### EXERCISE DIRECTIONS
From the listing below, extract each entry exactly as written, minus the images.

(Records from a data collection)
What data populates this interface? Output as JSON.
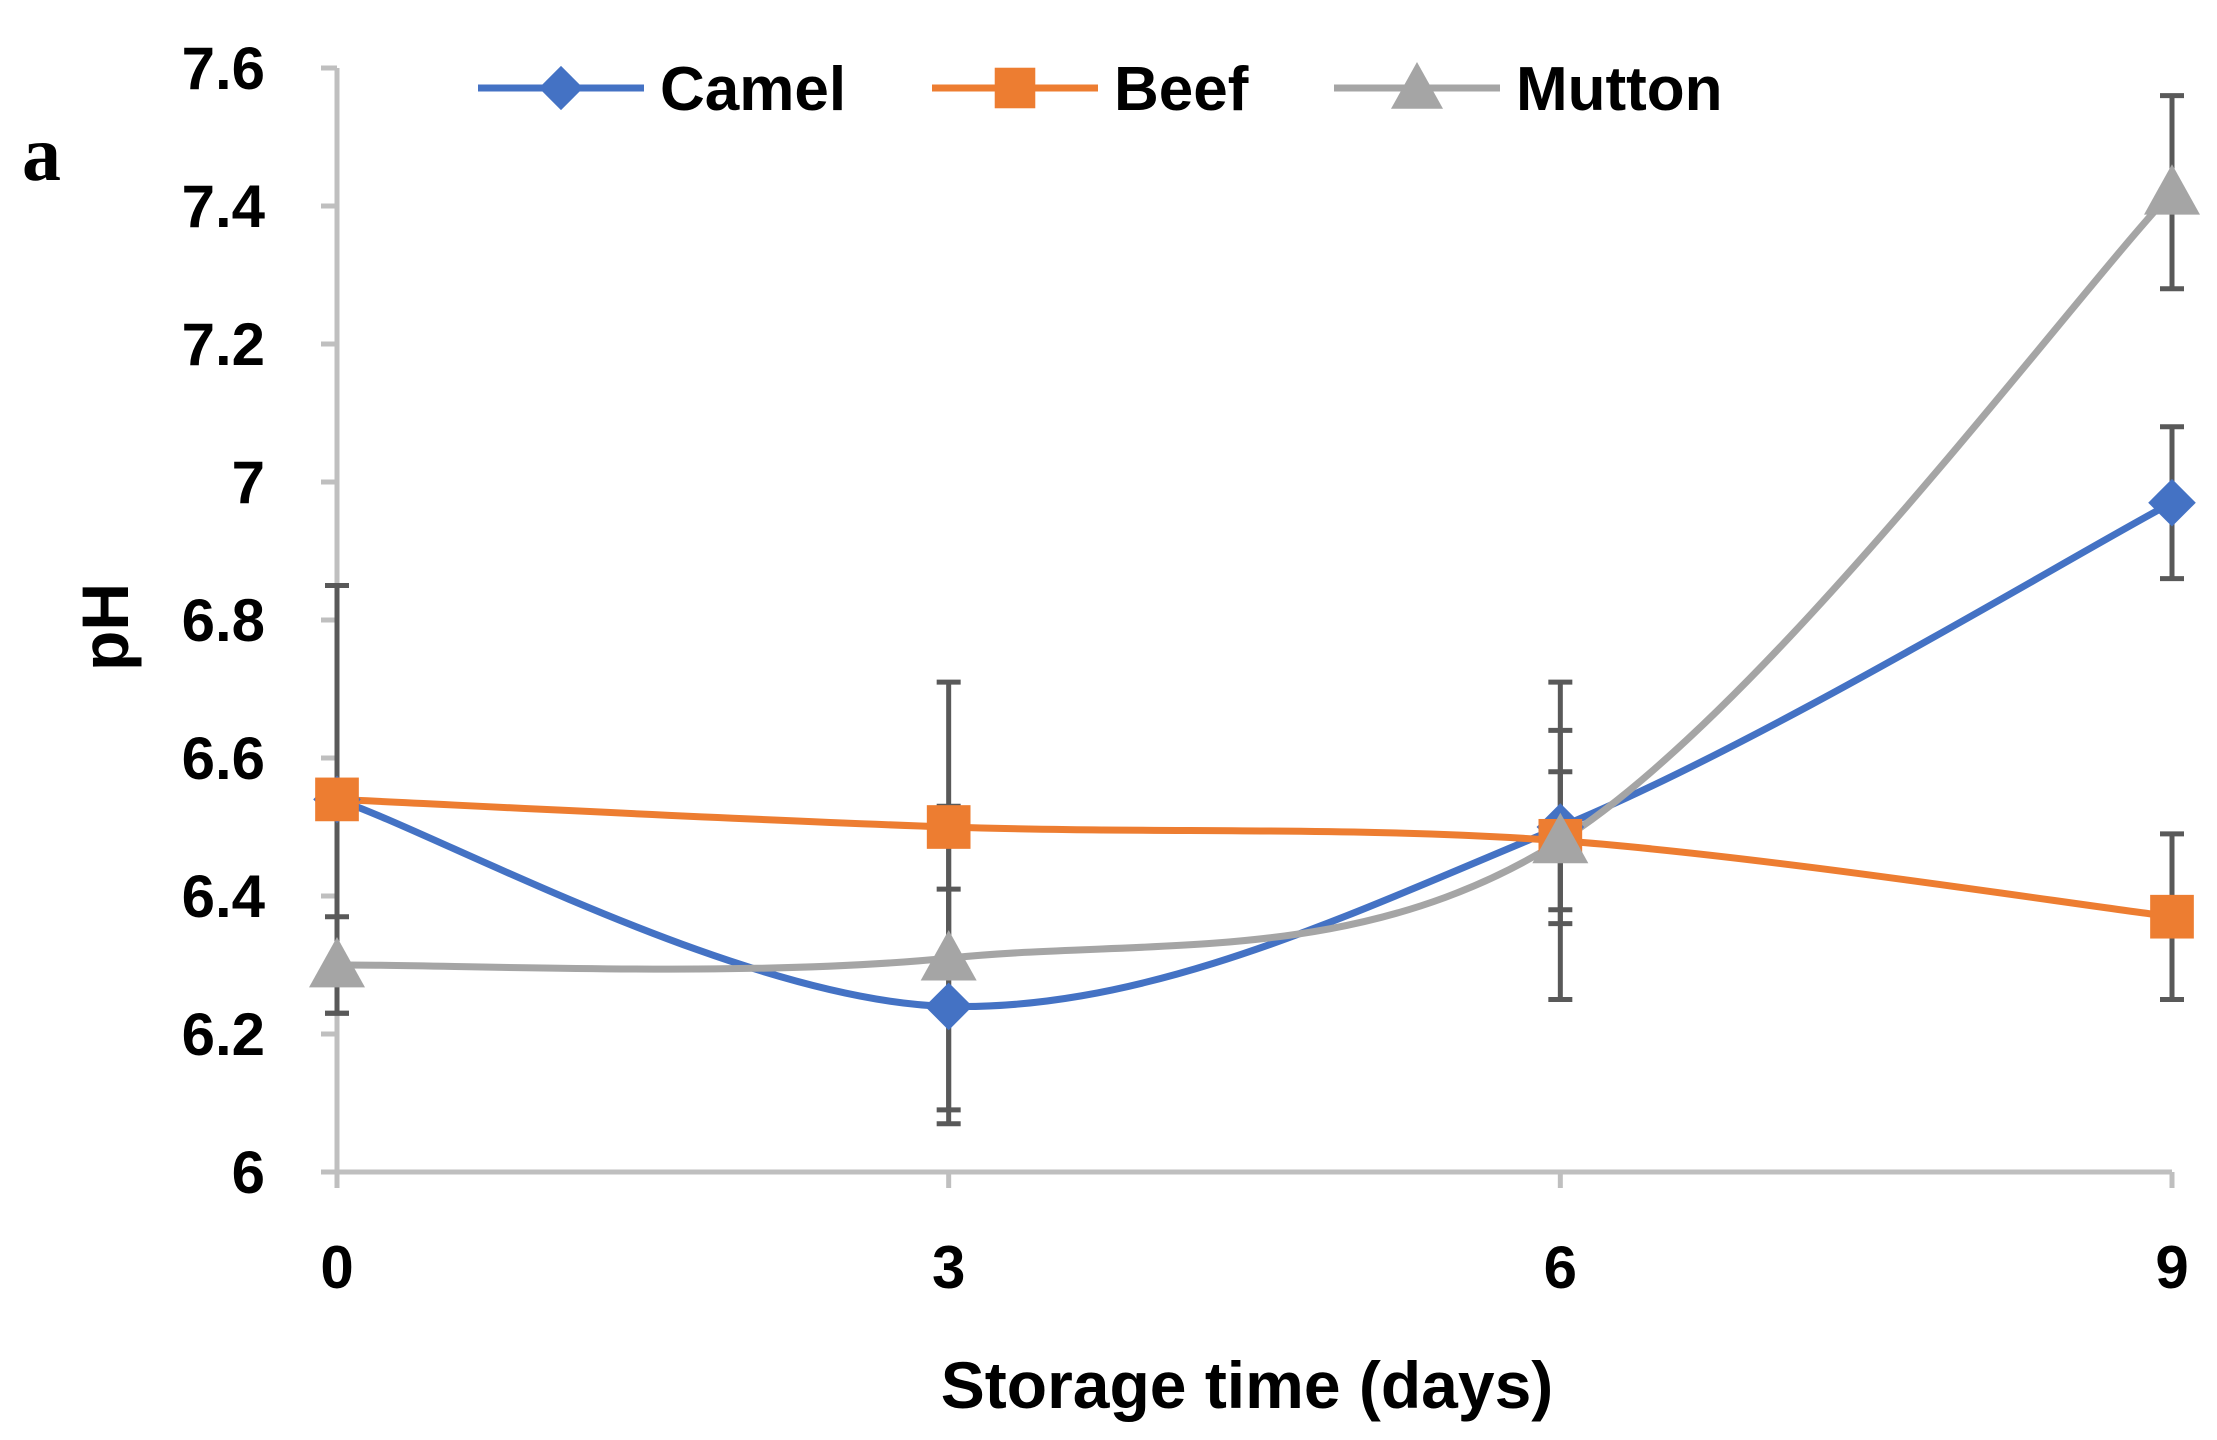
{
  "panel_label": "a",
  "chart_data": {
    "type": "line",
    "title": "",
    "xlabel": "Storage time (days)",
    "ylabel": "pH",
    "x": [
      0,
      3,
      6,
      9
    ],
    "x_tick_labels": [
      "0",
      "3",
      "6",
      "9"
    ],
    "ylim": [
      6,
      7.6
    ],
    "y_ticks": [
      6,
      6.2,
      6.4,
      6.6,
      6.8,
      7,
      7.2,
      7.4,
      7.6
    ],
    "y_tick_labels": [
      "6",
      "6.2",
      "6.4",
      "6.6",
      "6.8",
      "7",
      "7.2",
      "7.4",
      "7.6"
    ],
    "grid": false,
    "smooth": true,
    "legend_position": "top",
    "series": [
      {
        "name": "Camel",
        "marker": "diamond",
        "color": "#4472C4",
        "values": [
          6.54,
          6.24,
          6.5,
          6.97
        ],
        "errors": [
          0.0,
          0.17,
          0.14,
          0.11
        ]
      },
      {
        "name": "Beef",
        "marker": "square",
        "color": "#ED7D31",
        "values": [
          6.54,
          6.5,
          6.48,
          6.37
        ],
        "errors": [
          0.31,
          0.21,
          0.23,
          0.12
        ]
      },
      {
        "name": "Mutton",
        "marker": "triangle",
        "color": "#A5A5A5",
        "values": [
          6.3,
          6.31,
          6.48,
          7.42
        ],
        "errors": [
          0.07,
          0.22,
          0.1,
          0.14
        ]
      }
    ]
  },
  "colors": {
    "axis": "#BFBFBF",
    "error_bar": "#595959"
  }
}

### TASK OUTPUT
What data populates this interface? Output as JSON.
{
  "panel_label": "a",
  "chart_data": {
    "type": "line",
    "title": "",
    "xlabel": "Storage time (days)",
    "ylabel": "pH",
    "x": [
      0,
      3,
      6,
      9
    ],
    "x_tick_labels": [
      "0",
      "3",
      "6",
      "9"
    ],
    "ylim": [
      6,
      7.6
    ],
    "y_ticks": [
      6,
      6.2,
      6.4,
      6.6,
      6.8,
      7,
      7.2,
      7.4,
      7.6
    ],
    "y_tick_labels": [
      "6",
      "6.2",
      "6.4",
      "6.6",
      "6.8",
      "7",
      "7.2",
      "7.4",
      "7.6"
    ],
    "grid": false,
    "smooth": true,
    "legend_position": "top",
    "series": [
      {
        "name": "Camel",
        "marker": "diamond",
        "color": "#4472C4",
        "values": [
          6.54,
          6.24,
          6.5,
          6.97
        ],
        "errors": [
          0.0,
          0.17,
          0.14,
          0.11
        ]
      },
      {
        "name": "Beef",
        "marker": "square",
        "color": "#ED7D31",
        "values": [
          6.54,
          6.5,
          6.48,
          6.37
        ],
        "errors": [
          0.31,
          0.21,
          0.23,
          0.12
        ]
      },
      {
        "name": "Mutton",
        "marker": "triangle",
        "color": "#A5A5A5",
        "values": [
          6.3,
          6.31,
          6.48,
          7.42
        ],
        "errors": [
          0.07,
          0.22,
          0.1,
          0.14
        ]
      }
    ]
  },
  "colors": {
    "axis": "#BFBFBF",
    "error_bar": "#595959"
  }
}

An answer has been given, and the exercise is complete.